▶ [Collection entries]

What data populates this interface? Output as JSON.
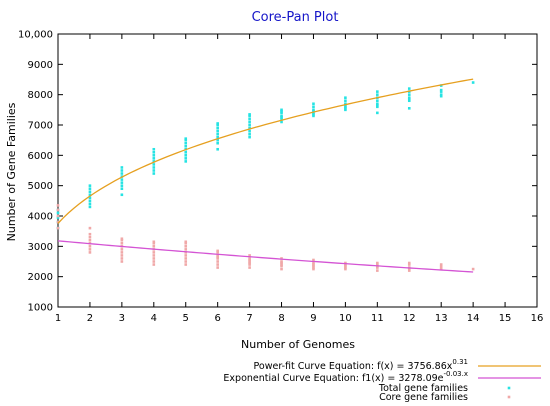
{
  "chart_data": {
    "type": "scatter",
    "title": "Core-Pan Plot",
    "xlabel": "Number of Genomes",
    "ylabel": "Number of Gene Families",
    "xlim": [
      1,
      16
    ],
    "ylim": [
      1000,
      10000
    ],
    "x_ticks": [
      1,
      2,
      3,
      4,
      5,
      6,
      7,
      8,
      9,
      10,
      11,
      12,
      13,
      14,
      15,
      16
    ],
    "y_ticks": [
      1000,
      2000,
      3000,
      4000,
      5000,
      6000,
      7000,
      8000,
      9000,
      10000
    ],
    "y_tick_labels": [
      "1000",
      "2000",
      "3000",
      "4000",
      "5000",
      "6000",
      "7000",
      "8000",
      "9000",
      "10,000"
    ],
    "grid": false,
    "legend_position": "bottom-right",
    "series": [
      {
        "name": "Total gene families",
        "kind": "points",
        "color": "#26e3e3",
        "x": [
          1,
          1,
          1,
          1,
          1,
          2,
          2,
          2,
          2,
          2,
          2,
          2,
          2,
          3,
          3,
          3,
          3,
          3,
          3,
          3,
          3,
          3,
          4,
          4,
          4,
          4,
          4,
          4,
          4,
          4,
          4,
          5,
          5,
          5,
          5,
          5,
          5,
          5,
          5,
          5,
          6,
          6,
          6,
          6,
          6,
          6,
          6,
          6,
          6,
          7,
          7,
          7,
          7,
          7,
          7,
          7,
          7,
          7,
          8,
          8,
          8,
          8,
          8,
          8,
          8,
          9,
          9,
          9,
          9,
          9,
          9,
          9,
          10,
          10,
          10,
          10,
          10,
          10,
          10,
          11,
          11,
          11,
          11,
          11,
          11,
          11,
          11,
          12,
          12,
          12,
          12,
          12,
          12,
          12,
          13,
          13,
          13,
          13,
          13,
          14
        ],
        "y": [
          3600,
          3800,
          3950,
          4100,
          4200,
          4300,
          4400,
          4500,
          4600,
          4700,
          4800,
          4900,
          5000,
          4700,
          4900,
          5000,
          5100,
          5200,
          5300,
          5400,
          5500,
          5600,
          5400,
          5500,
          5600,
          5700,
          5800,
          5900,
          6000,
          6100,
          6200,
          5800,
          5900,
          6000,
          6100,
          6200,
          6300,
          6400,
          6500,
          6550,
          6200,
          6400,
          6500,
          6600,
          6700,
          6800,
          6900,
          7000,
          7050,
          6600,
          6700,
          6800,
          6900,
          7000,
          7100,
          7200,
          7300,
          7350,
          7100,
          7200,
          7250,
          7300,
          7400,
          7450,
          7500,
          7300,
          7350,
          7400,
          7450,
          7500,
          7600,
          7700,
          7500,
          7550,
          7600,
          7650,
          7700,
          7800,
          7900,
          7400,
          7600,
          7650,
          7700,
          7800,
          7900,
          8000,
          8100,
          7550,
          7800,
          7850,
          7900,
          8000,
          8100,
          8200,
          7950,
          8000,
          8100,
          8150,
          8300,
          8400
        ]
      },
      {
        "name": "Core gene families",
        "kind": "points",
        "color": "#f0a8a8",
        "x": [
          1,
          1,
          1,
          1,
          1,
          2,
          2,
          2,
          2,
          2,
          2,
          2,
          2,
          3,
          3,
          3,
          3,
          3,
          3,
          3,
          3,
          3,
          4,
          4,
          4,
          4,
          4,
          4,
          4,
          4,
          4,
          5,
          5,
          5,
          5,
          5,
          5,
          5,
          5,
          5,
          6,
          6,
          6,
          6,
          6,
          6,
          6,
          6,
          7,
          7,
          7,
          7,
          7,
          7,
          7,
          8,
          8,
          8,
          8,
          8,
          8,
          9,
          9,
          9,
          9,
          9,
          9,
          10,
          10,
          10,
          10,
          10,
          11,
          11,
          11,
          11,
          11,
          12,
          12,
          12,
          12,
          12,
          13,
          13,
          13,
          13,
          14
        ],
        "y": [
          3600,
          3800,
          4000,
          4200,
          4350,
          2800,
          2900,
          3000,
          3100,
          3200,
          3300,
          3400,
          3600,
          2500,
          2600,
          2700,
          2800,
          2900,
          3000,
          3100,
          3200,
          3250,
          2400,
          2500,
          2600,
          2700,
          2800,
          2900,
          3000,
          3100,
          3150,
          2400,
          2500,
          2600,
          2700,
          2800,
          2900,
          3000,
          3100,
          3150,
          2300,
          2400,
          2500,
          2600,
          2650,
          2700,
          2800,
          2850,
          2300,
          2400,
          2450,
          2500,
          2550,
          2600,
          2700,
          2250,
          2350,
          2400,
          2450,
          2500,
          2600,
          2250,
          2300,
          2350,
          2400,
          2450,
          2550,
          2250,
          2300,
          2350,
          2400,
          2450,
          2200,
          2300,
          2350,
          2400,
          2450,
          2200,
          2250,
          2300,
          2400,
          2450,
          2250,
          2300,
          2350,
          2400,
          2250
        ]
      },
      {
        "name": "Power-fit Curve Equation: f(x) = 3756.86x^0.31",
        "kind": "curve",
        "color": "#e6a020",
        "model": "power",
        "a": 3756.86,
        "b": 0.31,
        "x_range": [
          1,
          14
        ]
      },
      {
        "name": "Exponential Curve Equation: f1(x) = 3278.09e^-0.03.x",
        "kind": "curve",
        "color": "#d454d4",
        "model": "exponential",
        "a": 3278.09,
        "b": -0.03,
        "x_range": [
          1,
          14
        ]
      }
    ],
    "legend": [
      {
        "pre": "Power-fit Curve Equation: f(x) = 3756.86x",
        "sup": "0.31",
        "post": "",
        "symbol": "line",
        "color": "#e6a020"
      },
      {
        "pre": "Exponential Curve Equation:   f1(x) = 3278.09e",
        "sup": "-0.03.x",
        "post": "",
        "symbol": "line",
        "color": "#d454d4"
      },
      {
        "pre": "Total gene families",
        "sup": "",
        "post": "",
        "symbol": "point",
        "color": "#26e3e3"
      },
      {
        "pre": "Core gene families",
        "sup": "",
        "post": "",
        "symbol": "point",
        "color": "#f0a8a8"
      }
    ]
  }
}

▶ [WHAT THE TASK REQUIRES]
Copy each line of the records above that carries the word "color".

▶ [TASK SOLUTION]
        "color": "#26e3e3",
        "color": "#f0a8a8",
        "color": "#e6a020",
        "color": "#d454d4",
        "color": "#e6a020"
        "color": "#d454d4"
        "color": "#26e3e3"
        "color": "#f0a8a8"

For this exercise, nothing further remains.